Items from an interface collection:
Start of Block

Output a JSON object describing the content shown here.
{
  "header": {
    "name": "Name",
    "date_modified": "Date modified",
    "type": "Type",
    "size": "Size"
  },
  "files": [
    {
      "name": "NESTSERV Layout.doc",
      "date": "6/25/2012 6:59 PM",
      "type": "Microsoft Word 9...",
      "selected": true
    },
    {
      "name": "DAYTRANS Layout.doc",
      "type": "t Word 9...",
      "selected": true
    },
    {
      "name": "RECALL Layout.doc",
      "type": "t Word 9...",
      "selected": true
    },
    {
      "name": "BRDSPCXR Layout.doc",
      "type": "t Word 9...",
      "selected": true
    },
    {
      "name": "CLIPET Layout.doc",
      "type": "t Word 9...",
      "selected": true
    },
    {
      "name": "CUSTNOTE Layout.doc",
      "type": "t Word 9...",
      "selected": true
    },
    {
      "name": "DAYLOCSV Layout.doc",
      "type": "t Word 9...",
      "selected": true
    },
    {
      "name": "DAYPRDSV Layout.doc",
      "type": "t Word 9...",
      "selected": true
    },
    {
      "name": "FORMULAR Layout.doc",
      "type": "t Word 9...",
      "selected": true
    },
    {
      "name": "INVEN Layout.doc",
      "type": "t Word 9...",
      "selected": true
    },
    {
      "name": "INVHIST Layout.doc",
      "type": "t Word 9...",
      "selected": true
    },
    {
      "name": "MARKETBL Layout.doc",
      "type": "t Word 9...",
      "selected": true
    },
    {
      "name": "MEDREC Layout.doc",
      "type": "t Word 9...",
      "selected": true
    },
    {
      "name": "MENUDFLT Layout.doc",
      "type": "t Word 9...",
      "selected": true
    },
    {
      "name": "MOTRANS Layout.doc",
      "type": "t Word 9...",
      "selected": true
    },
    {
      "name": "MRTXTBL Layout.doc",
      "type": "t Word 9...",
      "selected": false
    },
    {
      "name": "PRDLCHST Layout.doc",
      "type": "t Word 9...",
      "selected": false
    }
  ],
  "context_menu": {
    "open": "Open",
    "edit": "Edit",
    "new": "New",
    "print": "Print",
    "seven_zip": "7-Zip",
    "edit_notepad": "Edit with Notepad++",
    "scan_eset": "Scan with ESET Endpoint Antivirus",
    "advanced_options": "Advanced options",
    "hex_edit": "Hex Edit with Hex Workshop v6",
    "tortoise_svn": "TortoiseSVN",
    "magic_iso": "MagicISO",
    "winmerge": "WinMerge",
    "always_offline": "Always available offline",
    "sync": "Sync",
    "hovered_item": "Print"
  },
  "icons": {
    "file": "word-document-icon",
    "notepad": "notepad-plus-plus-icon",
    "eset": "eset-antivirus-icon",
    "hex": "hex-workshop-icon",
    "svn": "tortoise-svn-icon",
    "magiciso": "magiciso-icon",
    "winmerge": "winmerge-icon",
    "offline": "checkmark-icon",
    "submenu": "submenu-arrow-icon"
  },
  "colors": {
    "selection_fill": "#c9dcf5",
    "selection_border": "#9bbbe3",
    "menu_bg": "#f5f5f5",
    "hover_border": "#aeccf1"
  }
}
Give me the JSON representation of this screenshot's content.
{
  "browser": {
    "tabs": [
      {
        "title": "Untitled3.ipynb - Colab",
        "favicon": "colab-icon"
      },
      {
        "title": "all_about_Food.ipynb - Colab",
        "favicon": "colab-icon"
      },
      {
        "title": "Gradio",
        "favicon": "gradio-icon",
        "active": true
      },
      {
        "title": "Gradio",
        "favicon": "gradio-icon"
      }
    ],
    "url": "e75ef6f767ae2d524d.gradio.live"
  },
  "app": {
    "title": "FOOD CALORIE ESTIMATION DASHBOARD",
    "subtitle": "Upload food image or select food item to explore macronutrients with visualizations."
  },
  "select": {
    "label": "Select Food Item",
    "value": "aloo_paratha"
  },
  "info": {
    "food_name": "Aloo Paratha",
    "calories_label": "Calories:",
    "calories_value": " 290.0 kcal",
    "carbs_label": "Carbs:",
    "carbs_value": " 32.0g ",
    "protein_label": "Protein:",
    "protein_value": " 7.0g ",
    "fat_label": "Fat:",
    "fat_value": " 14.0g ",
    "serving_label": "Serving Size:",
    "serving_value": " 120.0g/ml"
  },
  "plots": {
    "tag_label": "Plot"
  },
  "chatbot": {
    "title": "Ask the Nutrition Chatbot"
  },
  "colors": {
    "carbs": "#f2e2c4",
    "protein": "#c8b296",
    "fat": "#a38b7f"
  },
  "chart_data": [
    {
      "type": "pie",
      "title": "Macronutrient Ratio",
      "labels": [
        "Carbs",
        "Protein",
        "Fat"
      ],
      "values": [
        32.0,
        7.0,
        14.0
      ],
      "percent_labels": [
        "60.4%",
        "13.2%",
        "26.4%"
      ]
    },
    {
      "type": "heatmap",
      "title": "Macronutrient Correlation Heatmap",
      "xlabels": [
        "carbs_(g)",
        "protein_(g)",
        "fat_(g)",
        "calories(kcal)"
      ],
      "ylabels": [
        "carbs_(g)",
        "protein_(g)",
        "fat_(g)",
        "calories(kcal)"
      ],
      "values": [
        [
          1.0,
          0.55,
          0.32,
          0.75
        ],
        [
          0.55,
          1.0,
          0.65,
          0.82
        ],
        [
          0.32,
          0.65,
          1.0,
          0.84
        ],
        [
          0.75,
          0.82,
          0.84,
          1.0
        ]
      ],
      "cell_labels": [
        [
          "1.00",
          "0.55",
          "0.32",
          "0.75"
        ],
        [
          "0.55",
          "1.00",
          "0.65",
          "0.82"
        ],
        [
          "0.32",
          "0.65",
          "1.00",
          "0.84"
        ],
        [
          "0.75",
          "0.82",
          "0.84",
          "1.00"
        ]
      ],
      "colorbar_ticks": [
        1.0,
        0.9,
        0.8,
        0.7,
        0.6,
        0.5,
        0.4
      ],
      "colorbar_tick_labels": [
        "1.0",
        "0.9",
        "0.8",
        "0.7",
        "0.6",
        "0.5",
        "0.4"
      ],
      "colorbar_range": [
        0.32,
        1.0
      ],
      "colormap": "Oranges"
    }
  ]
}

End of Block

### What you should do:
Every line in the records above with the string "JSON" in it should be shown.

### Written answer:
Output a JSON object describing the content shown here.
Give me the JSON representation of this screenshot's content.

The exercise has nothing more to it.